• **Written problem**: The data below should be printed in full, exactly, and without any of its images.

• **Material shown**:
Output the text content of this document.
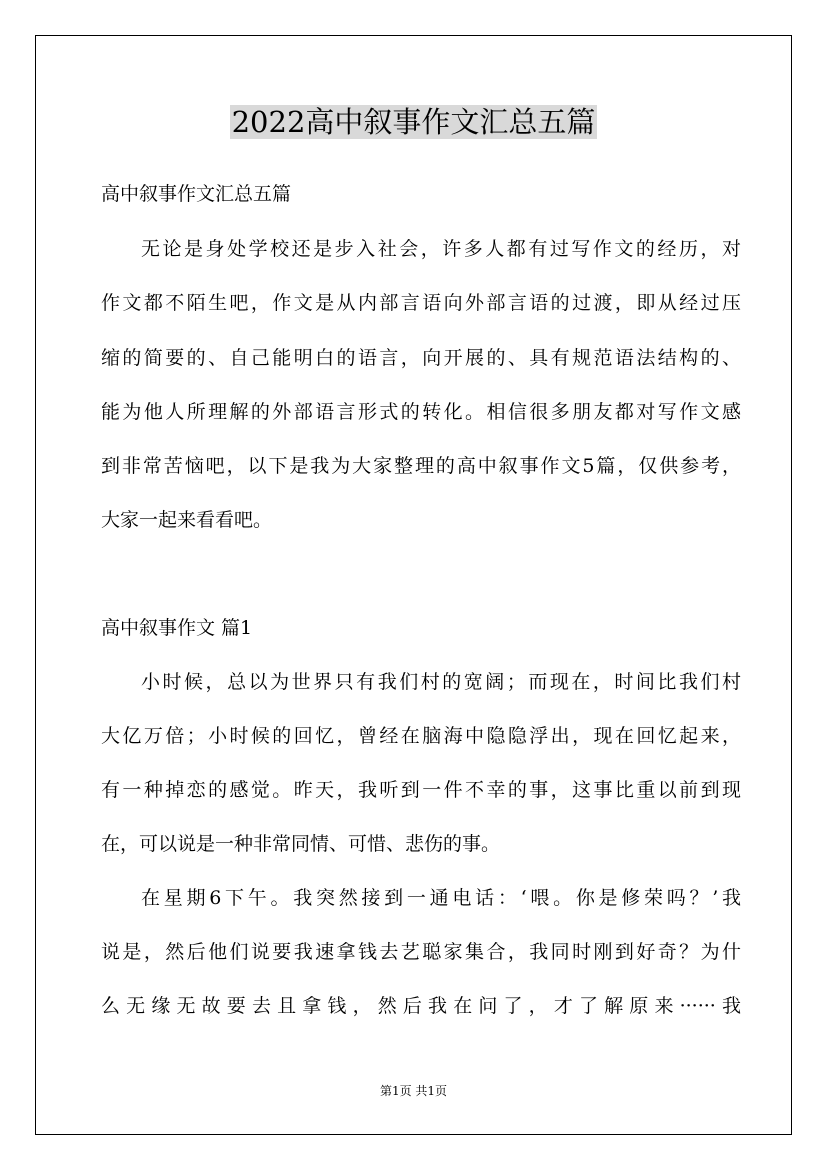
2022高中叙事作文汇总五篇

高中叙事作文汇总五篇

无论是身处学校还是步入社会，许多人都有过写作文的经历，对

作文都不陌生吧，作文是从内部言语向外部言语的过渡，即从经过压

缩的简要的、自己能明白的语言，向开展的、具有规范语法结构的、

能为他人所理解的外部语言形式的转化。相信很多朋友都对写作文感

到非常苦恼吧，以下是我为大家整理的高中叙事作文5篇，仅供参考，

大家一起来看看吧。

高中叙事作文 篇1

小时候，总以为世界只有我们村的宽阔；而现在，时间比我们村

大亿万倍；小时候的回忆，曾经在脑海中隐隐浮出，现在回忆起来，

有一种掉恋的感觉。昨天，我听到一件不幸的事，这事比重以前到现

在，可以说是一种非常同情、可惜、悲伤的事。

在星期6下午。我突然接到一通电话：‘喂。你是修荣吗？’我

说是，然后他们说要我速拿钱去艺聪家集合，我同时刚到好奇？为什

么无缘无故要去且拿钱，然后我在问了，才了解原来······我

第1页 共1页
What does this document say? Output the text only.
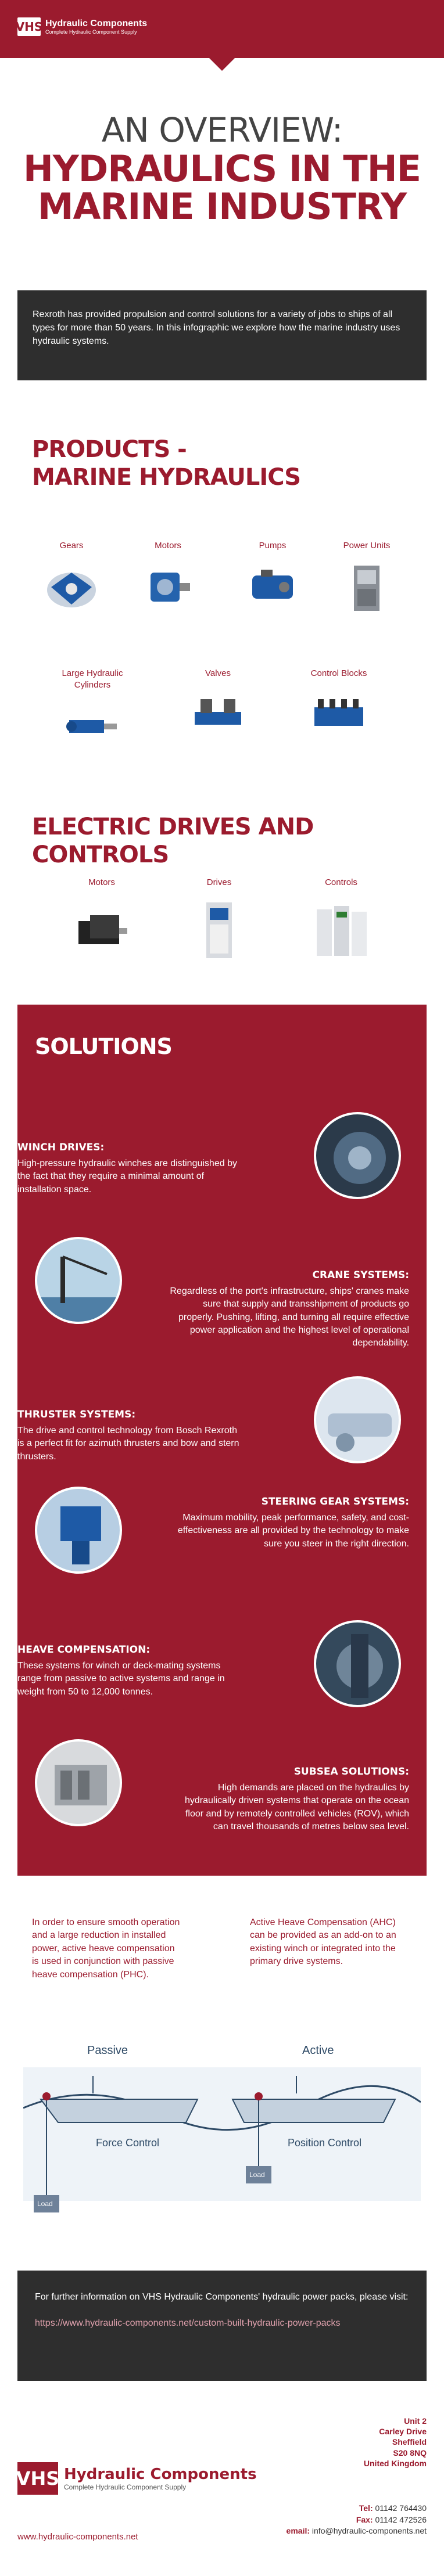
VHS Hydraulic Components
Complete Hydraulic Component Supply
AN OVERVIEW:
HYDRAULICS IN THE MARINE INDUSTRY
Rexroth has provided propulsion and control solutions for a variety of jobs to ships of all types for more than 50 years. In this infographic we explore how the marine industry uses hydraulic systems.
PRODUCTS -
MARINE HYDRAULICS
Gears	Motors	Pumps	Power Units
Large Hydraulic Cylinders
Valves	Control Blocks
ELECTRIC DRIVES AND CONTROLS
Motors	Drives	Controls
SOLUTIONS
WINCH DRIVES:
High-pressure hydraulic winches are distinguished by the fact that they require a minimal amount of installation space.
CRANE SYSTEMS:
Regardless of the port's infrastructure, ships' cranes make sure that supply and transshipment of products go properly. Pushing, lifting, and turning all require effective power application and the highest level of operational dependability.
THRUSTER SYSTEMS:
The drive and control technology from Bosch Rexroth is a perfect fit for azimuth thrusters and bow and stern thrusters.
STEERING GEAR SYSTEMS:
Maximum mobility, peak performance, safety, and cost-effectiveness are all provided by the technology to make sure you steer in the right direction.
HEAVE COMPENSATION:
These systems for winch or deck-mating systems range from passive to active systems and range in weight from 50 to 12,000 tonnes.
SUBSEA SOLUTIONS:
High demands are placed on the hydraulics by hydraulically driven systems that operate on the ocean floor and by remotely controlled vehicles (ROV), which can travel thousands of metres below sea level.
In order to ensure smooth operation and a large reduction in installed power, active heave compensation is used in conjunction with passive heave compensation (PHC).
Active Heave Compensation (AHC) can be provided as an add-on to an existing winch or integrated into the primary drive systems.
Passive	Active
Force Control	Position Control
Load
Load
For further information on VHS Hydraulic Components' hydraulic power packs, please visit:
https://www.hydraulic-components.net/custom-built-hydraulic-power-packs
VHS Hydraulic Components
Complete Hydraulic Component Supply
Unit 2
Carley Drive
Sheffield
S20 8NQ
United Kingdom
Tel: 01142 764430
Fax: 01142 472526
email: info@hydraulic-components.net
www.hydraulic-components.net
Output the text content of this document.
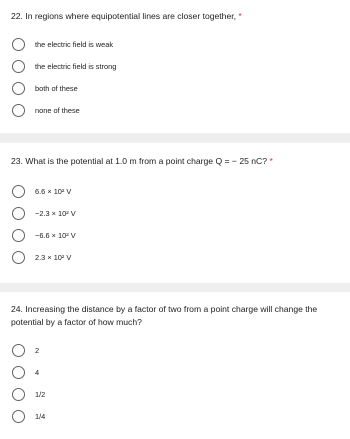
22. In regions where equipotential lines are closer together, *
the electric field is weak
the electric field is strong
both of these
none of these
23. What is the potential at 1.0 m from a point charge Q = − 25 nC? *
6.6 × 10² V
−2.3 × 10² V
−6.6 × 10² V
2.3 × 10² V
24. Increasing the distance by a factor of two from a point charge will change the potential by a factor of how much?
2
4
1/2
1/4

• **Correct result**:
Output the text content of this document.
2022高中叙事作文汇总五篇

高中叙事作文汇总五篇

无论是身处学校还是步入社会，许多人都有过写作文的经历，对

作文都不陌生吧，作文是从内部言语向外部言语的过渡，即从经过压

缩的简要的、自己能明白的语言，向开展的、具有规范语法结构的、

能为他人所理解的外部语言形式的转化。相信很多朋友都对写作文感

到非常苦恼吧，以下是我为大家整理的高中叙事作文5篇，仅供参考，

大家一起来看看吧。

高中叙事作文 篇1

小时候，总以为世界只有我们村的宽阔；而现在，时间比我们村

大亿万倍；小时候的回忆，曾经在脑海中隐隐浮出，现在回忆起来，

有一种掉恋的感觉。昨天，我听到一件不幸的事，这事比重以前到现

在，可以说是一种非常同情、可惜、悲伤的事。

在星期6下午。我突然接到一通电话：‘喂。你是修荣吗？’我

说是，然后他们说要我速拿钱去艺聪家集合，我同时刚到好奇？为什

么无缘无故要去且拿钱，然后我在问了，才了解原来······我

第1页 共1页
What does this document say? Output the text only.
VHS Hydraulic Components
Complete Hydraulic Component Supply
AN OVERVIEW:
HYDRAULICS IN THE MARINE INDUSTRY
Rexroth has provided propulsion and control solutions for a variety of jobs to ships of all types for more than 50 years. In this infographic we explore how the marine industry uses hydraulic systems.
PRODUCTS -
MARINE HYDRAULICS
Gears	Motors	Pumps	Power Units
Large Hydraulic Cylinders
Valves	Control Blocks
ELECTRIC DRIVES AND CONTROLS
Motors	Drives	Controls
SOLUTIONS
WINCH DRIVES:
High-pressure hydraulic winches are distinguished by the fact that they require a minimal amount of installation space.
CRANE SYSTEMS:
Regardless of the port's infrastructure, ships' cranes make sure that supply and transshipment of products go properly. Pushing, lifting, and turning all require effective power application and the highest level of operational dependability.
THRUSTER SYSTEMS:
The drive and control technology from Bosch Rexroth is a perfect fit for azimuth thrusters and bow and stern thrusters.
STEERING GEAR SYSTEMS:
Maximum mobility, peak performance, safety, and cost-effectiveness are all provided by the technology to make sure you steer in the right direction.
HEAVE COMPENSATION:
These systems for winch or deck-mating systems range from passive to active systems and range in weight from 50 to 12,000 tonnes.
SUBSEA SOLUTIONS:
High demands are placed on the hydraulics by hydraulically driven systems that operate on the ocean floor and by remotely controlled vehicles (ROV), which can travel thousands of metres below sea level.
In order to ensure smooth operation and a large reduction in installed power, active heave compensation is used in conjunction with passive heave compensation (PHC).
Active Heave Compensation (AHC) can be provided as an add-on to an existing winch or integrated into the primary drive systems.
Passive	Active
Force Control	Position Control
Load
Load
For further information on VHS Hydraulic Components' hydraulic power packs, please visit:
https://www.hydraulic-components.net/custom-built-hydraulic-power-packs
VHS Hydraulic Components
Complete Hydraulic Component Supply
Unit 2
Carley Drive
Sheffield
S20 8NQ
United Kingdom
Tel: 01142 764430
Fax: 01142 472526
email: info@hydraulic-components.net
www.hydraulic-components.net
Output the text content of this document.
22. In regions where equipotential lines are closer together, *
the electric field is weak
the electric field is strong
both of these
none of these
23. What is the potential at 1.0 m from a point charge Q = − 25 nC? *
6.6 × 10² V
−2.3 × 10² V
−6.6 × 10² V
2.3 × 10² V
24. Increasing the distance by a factor of two from a point charge will change the potential by a factor of how much?
2
4
1/2
1/4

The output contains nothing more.